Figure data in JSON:
--
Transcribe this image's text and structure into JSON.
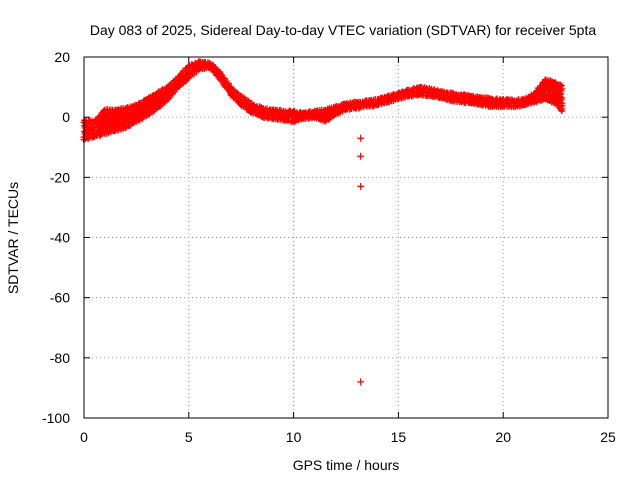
{
  "chart_data": {
    "type": "scatter",
    "title": "Day 083 of 2025, Sidereal Day-to-day VTEC variation (SDTVAR) for receiver 5pta",
    "xlabel": "GPS time / hours",
    "ylabel": "SDTVAR / TECUs",
    "xlim": [
      0,
      25
    ],
    "ylim": [
      -100,
      20
    ],
    "xticks": [
      0,
      5,
      10,
      15,
      20,
      25
    ],
    "yticks": [
      -100,
      -80,
      -60,
      -40,
      -20,
      0,
      20
    ],
    "grid": true,
    "marker": "+",
    "color": "#ff0000",
    "series": [
      {
        "name": "SDTVAR band upper",
        "x": [
          0.0,
          0.5,
          1.0,
          1.5,
          2.0,
          2.5,
          3.0,
          3.5,
          4.0,
          4.5,
          5.0,
          5.5,
          6.0,
          6.5,
          7.0,
          7.5,
          8.0,
          8.5,
          9.0,
          9.5,
          10.0,
          10.5,
          11.0,
          11.5,
          12.0,
          12.5,
          13.0,
          13.5,
          14.0,
          14.5,
          15.0,
          15.5,
          16.0,
          16.5,
          17.0,
          17.5,
          18.0,
          18.5,
          19.0,
          19.5,
          20.0,
          20.5,
          21.0,
          21.5,
          22.0,
          22.5,
          22.8
        ],
        "y": [
          -1.0,
          -1.5,
          2.5,
          2.5,
          3.0,
          4.0,
          6.0,
          8.0,
          10.0,
          13.5,
          17.0,
          18.5,
          18.0,
          15.0,
          10.0,
          7.0,
          4.5,
          3.0,
          2.5,
          2.0,
          2.0,
          1.5,
          2.0,
          2.5,
          3.5,
          4.5,
          5.0,
          5.5,
          6.0,
          7.0,
          8.0,
          9.0,
          10.0,
          9.5,
          8.5,
          8.0,
          7.5,
          7.0,
          6.5,
          6.0,
          6.0,
          5.5,
          6.0,
          8.0,
          12.5,
          11.5,
          10.5
        ]
      },
      {
        "name": "SDTVAR band lower",
        "x": [
          0.0,
          0.5,
          1.0,
          1.5,
          2.0,
          2.5,
          3.0,
          3.5,
          4.0,
          4.5,
          5.0,
          5.5,
          6.0,
          6.5,
          7.0,
          7.5,
          8.0,
          8.5,
          9.0,
          9.5,
          10.0,
          10.5,
          11.0,
          11.5,
          12.0,
          12.5,
          13.0,
          13.5,
          14.0,
          14.5,
          15.0,
          15.5,
          16.0,
          16.5,
          17.0,
          17.5,
          18.0,
          18.5,
          19.0,
          19.5,
          20.0,
          20.5,
          21.0,
          21.5,
          22.0,
          22.5,
          22.8
        ],
        "y": [
          -7.5,
          -6.5,
          -5.5,
          -4.5,
          -3.5,
          -1.5,
          0.5,
          3.0,
          6.0,
          10.0,
          13.0,
          16.0,
          16.5,
          12.5,
          7.5,
          4.0,
          1.5,
          0.0,
          -0.5,
          -1.0,
          -1.5,
          -0.5,
          0.0,
          -1.5,
          1.0,
          2.5,
          3.0,
          3.5,
          4.0,
          5.0,
          6.0,
          7.0,
          7.5,
          7.0,
          6.5,
          5.5,
          5.0,
          4.5,
          4.0,
          3.5,
          3.5,
          3.5,
          4.0,
          5.0,
          6.0,
          4.5,
          2.0
        ]
      },
      {
        "name": "Outliers near 13.2 h",
        "x": [
          13.2,
          13.2,
          13.2,
          13.2
        ],
        "y": [
          -7.0,
          -13.0,
          -23.0,
          -88.0
        ]
      }
    ]
  }
}
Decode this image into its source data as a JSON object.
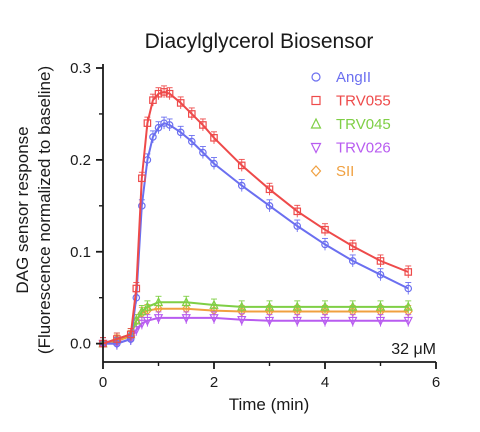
{
  "chart_data": {
    "type": "scatter",
    "title": "Diacylglycerol Biosensor",
    "xlabel": "Time (min)",
    "ylabel": "DAG sensor response",
    "ylabel2": "(Fluorescence normalized to baseline)",
    "xlim": [
      0,
      6
    ],
    "ylim": [
      -0.02,
      0.3
    ],
    "xticks": [
      "0",
      "2",
      "4",
      "6"
    ],
    "yticks": [
      "0.0",
      "0.1",
      "0.2",
      "0.3"
    ],
    "annotation": "32 μM",
    "grid": false,
    "legend_position": "top-right",
    "series": [
      {
        "name": "AngII",
        "color": "#6b6ff0",
        "marker": "circle",
        "x": [
          0.0,
          0.25,
          0.5,
          0.6,
          0.7,
          0.8,
          0.9,
          1.0,
          1.1,
          1.2,
          1.4,
          1.6,
          1.8,
          2.0,
          2.5,
          3.0,
          3.5,
          4.0,
          4.5,
          5.0,
          5.5
        ],
        "y": [
          0.0,
          0.0,
          0.005,
          0.05,
          0.15,
          0.2,
          0.225,
          0.235,
          0.24,
          0.238,
          0.23,
          0.22,
          0.208,
          0.196,
          0.172,
          0.15,
          0.128,
          0.108,
          0.09,
          0.075,
          0.06
        ]
      },
      {
        "name": "TRV055",
        "color": "#ee4a4a",
        "marker": "square",
        "x": [
          0.0,
          0.25,
          0.5,
          0.6,
          0.7,
          0.8,
          0.9,
          1.0,
          1.1,
          1.2,
          1.4,
          1.6,
          1.8,
          2.0,
          2.5,
          3.0,
          3.5,
          4.0,
          4.5,
          5.0,
          5.5
        ],
        "y": [
          0.0,
          0.005,
          0.01,
          0.06,
          0.18,
          0.24,
          0.265,
          0.272,
          0.274,
          0.272,
          0.262,
          0.25,
          0.238,
          0.224,
          0.194,
          0.168,
          0.144,
          0.124,
          0.106,
          0.09,
          0.078
        ]
      },
      {
        "name": "TRV045",
        "color": "#7fcf45",
        "marker": "triangle-up",
        "x": [
          0.0,
          0.25,
          0.5,
          0.6,
          0.7,
          0.8,
          1.0,
          1.5,
          2.0,
          2.5,
          3.0,
          3.5,
          4.0,
          4.5,
          5.0,
          5.5
        ],
        "y": [
          0.0,
          0.005,
          0.01,
          0.025,
          0.035,
          0.04,
          0.045,
          0.045,
          0.042,
          0.04,
          0.04,
          0.04,
          0.04,
          0.04,
          0.04,
          0.04
        ]
      },
      {
        "name": "TRV026",
        "color": "#b85cf0",
        "marker": "triangle-down",
        "x": [
          0.0,
          0.25,
          0.5,
          0.6,
          0.7,
          0.8,
          1.0,
          1.5,
          2.0,
          2.5,
          3.0,
          3.5,
          4.0,
          4.5,
          5.0,
          5.5
        ],
        "y": [
          0.0,
          0.0,
          0.005,
          0.015,
          0.022,
          0.025,
          0.028,
          0.028,
          0.028,
          0.026,
          0.025,
          0.025,
          0.025,
          0.025,
          0.025,
          0.025
        ]
      },
      {
        "name": "SII",
        "color": "#f0a040",
        "marker": "diamond",
        "x": [
          0.0,
          0.25,
          0.5,
          0.6,
          0.7,
          0.8,
          1.0,
          1.5,
          2.0,
          2.5,
          3.0,
          3.5,
          4.0,
          4.5,
          5.0,
          5.5
        ],
        "y": [
          0.0,
          0.003,
          0.008,
          0.025,
          0.033,
          0.036,
          0.038,
          0.038,
          0.036,
          0.035,
          0.035,
          0.035,
          0.035,
          0.035,
          0.035,
          0.035
        ]
      }
    ]
  }
}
--
Exercise requirements:
Quote the records above exactly, leaving out any pictures.

Task answer:
Transcribe this image's text and structure into JSON.
{
  "chart_data": {
    "type": "scatter",
    "title": "Day 083 of 2025, Sidereal Day-to-day VTEC variation (SDTVAR) for receiver 5pta",
    "xlabel": "GPS time / hours",
    "ylabel": "SDTVAR / TECUs",
    "xlim": [
      0,
      25
    ],
    "ylim": [
      -100,
      20
    ],
    "xticks": [
      0,
      5,
      10,
      15,
      20,
      25
    ],
    "yticks": [
      -100,
      -80,
      -60,
      -40,
      -20,
      0,
      20
    ],
    "grid": true,
    "marker": "+",
    "color": "#ff0000",
    "series": [
      {
        "name": "SDTVAR band upper",
        "x": [
          0.0,
          0.5,
          1.0,
          1.5,
          2.0,
          2.5,
          3.0,
          3.5,
          4.0,
          4.5,
          5.0,
          5.5,
          6.0,
          6.5,
          7.0,
          7.5,
          8.0,
          8.5,
          9.0,
          9.5,
          10.0,
          10.5,
          11.0,
          11.5,
          12.0,
          12.5,
          13.0,
          13.5,
          14.0,
          14.5,
          15.0,
          15.5,
          16.0,
          16.5,
          17.0,
          17.5,
          18.0,
          18.5,
          19.0,
          19.5,
          20.0,
          20.5,
          21.0,
          21.5,
          22.0,
          22.5,
          22.8
        ],
        "y": [
          -1.0,
          -1.5,
          2.5,
          2.5,
          3.0,
          4.0,
          6.0,
          8.0,
          10.0,
          13.5,
          17.0,
          18.5,
          18.0,
          15.0,
          10.0,
          7.0,
          4.5,
          3.0,
          2.5,
          2.0,
          2.0,
          1.5,
          2.0,
          2.5,
          3.5,
          4.5,
          5.0,
          5.5,
          6.0,
          7.0,
          8.0,
          9.0,
          10.0,
          9.5,
          8.5,
          8.0,
          7.5,
          7.0,
          6.5,
          6.0,
          6.0,
          5.5,
          6.0,
          8.0,
          12.5,
          11.5,
          10.5
        ]
      },
      {
        "name": "SDTVAR band lower",
        "x": [
          0.0,
          0.5,
          1.0,
          1.5,
          2.0,
          2.5,
          3.0,
          3.5,
          4.0,
          4.5,
          5.0,
          5.5,
          6.0,
          6.5,
          7.0,
          7.5,
          8.0,
          8.5,
          9.0,
          9.5,
          10.0,
          10.5,
          11.0,
          11.5,
          12.0,
          12.5,
          13.0,
          13.5,
          14.0,
          14.5,
          15.0,
          15.5,
          16.0,
          16.5,
          17.0,
          17.5,
          18.0,
          18.5,
          19.0,
          19.5,
          20.0,
          20.5,
          21.0,
          21.5,
          22.0,
          22.5,
          22.8
        ],
        "y": [
          -7.5,
          -6.5,
          -5.5,
          -4.5,
          -3.5,
          -1.5,
          0.5,
          3.0,
          6.0,
          10.0,
          13.0,
          16.0,
          16.5,
          12.5,
          7.5,
          4.0,
          1.5,
          0.0,
          -0.5,
          -1.0,
          -1.5,
          -0.5,
          0.0,
          -1.5,
          1.0,
          2.5,
          3.0,
          3.5,
          4.0,
          5.0,
          6.0,
          7.0,
          7.5,
          7.0,
          6.5,
          5.5,
          5.0,
          4.5,
          4.0,
          3.5,
          3.5,
          3.5,
          4.0,
          5.0,
          6.0,
          4.5,
          2.0
        ]
      },
      {
        "name": "Outliers near 13.2 h",
        "x": [
          13.2,
          13.2,
          13.2,
          13.2
        ],
        "y": [
          -7.0,
          -13.0,
          -23.0,
          -88.0
        ]
      }
    ]
  }
}
Decode this image into its source data as a JSON object.
{
  "chart_data": {
    "type": "scatter",
    "title": "Diacylglycerol Biosensor",
    "xlabel": "Time (min)",
    "ylabel": "DAG sensor response",
    "ylabel2": "(Fluorescence normalized to baseline)",
    "xlim": [
      0,
      6
    ],
    "ylim": [
      -0.02,
      0.3
    ],
    "xticks": [
      "0",
      "2",
      "4",
      "6"
    ],
    "yticks": [
      "0.0",
      "0.1",
      "0.2",
      "0.3"
    ],
    "annotation": "32 μM",
    "grid": false,
    "legend_position": "top-right",
    "series": [
      {
        "name": "AngII",
        "color": "#6b6ff0",
        "marker": "circle",
        "x": [
          0.0,
          0.25,
          0.5,
          0.6,
          0.7,
          0.8,
          0.9,
          1.0,
          1.1,
          1.2,
          1.4,
          1.6,
          1.8,
          2.0,
          2.5,
          3.0,
          3.5,
          4.0,
          4.5,
          5.0,
          5.5
        ],
        "y": [
          0.0,
          0.0,
          0.005,
          0.05,
          0.15,
          0.2,
          0.225,
          0.235,
          0.24,
          0.238,
          0.23,
          0.22,
          0.208,
          0.196,
          0.172,
          0.15,
          0.128,
          0.108,
          0.09,
          0.075,
          0.06
        ]
      },
      {
        "name": "TRV055",
        "color": "#ee4a4a",
        "marker": "square",
        "x": [
          0.0,
          0.25,
          0.5,
          0.6,
          0.7,
          0.8,
          0.9,
          1.0,
          1.1,
          1.2,
          1.4,
          1.6,
          1.8,
          2.0,
          2.5,
          3.0,
          3.5,
          4.0,
          4.5,
          5.0,
          5.5
        ],
        "y": [
          0.0,
          0.005,
          0.01,
          0.06,
          0.18,
          0.24,
          0.265,
          0.272,
          0.274,
          0.272,
          0.262,
          0.25,
          0.238,
          0.224,
          0.194,
          0.168,
          0.144,
          0.124,
          0.106,
          0.09,
          0.078
        ]
      },
      {
        "name": "TRV045",
        "color": "#7fcf45",
        "marker": "triangle-up",
        "x": [
          0.0,
          0.25,
          0.5,
          0.6,
          0.7,
          0.8,
          1.0,
          1.5,
          2.0,
          2.5,
          3.0,
          3.5,
          4.0,
          4.5,
          5.0,
          5.5
        ],
        "y": [
          0.0,
          0.005,
          0.01,
          0.025,
          0.035,
          0.04,
          0.045,
          0.045,
          0.042,
          0.04,
          0.04,
          0.04,
          0.04,
          0.04,
          0.04,
          0.04
        ]
      },
      {
        "name": "TRV026",
        "color": "#b85cf0",
        "marker": "triangle-down",
        "x": [
          0.0,
          0.25,
          0.5,
          0.6,
          0.7,
          0.8,
          1.0,
          1.5,
          2.0,
          2.5,
          3.0,
          3.5,
          4.0,
          4.5,
          5.0,
          5.5
        ],
        "y": [
          0.0,
          0.0,
          0.005,
          0.015,
          0.022,
          0.025,
          0.028,
          0.028,
          0.028,
          0.026,
          0.025,
          0.025,
          0.025,
          0.025,
          0.025,
          0.025
        ]
      },
      {
        "name": "SII",
        "color": "#f0a040",
        "marker": "diamond",
        "x": [
          0.0,
          0.25,
          0.5,
          0.6,
          0.7,
          0.8,
          1.0,
          1.5,
          2.0,
          2.5,
          3.0,
          3.5,
          4.0,
          4.5,
          5.0,
          5.5
        ],
        "y": [
          0.0,
          0.003,
          0.008,
          0.025,
          0.033,
          0.036,
          0.038,
          0.038,
          0.036,
          0.035,
          0.035,
          0.035,
          0.035,
          0.035,
          0.035,
          0.035
        ]
      }
    ]
  }
}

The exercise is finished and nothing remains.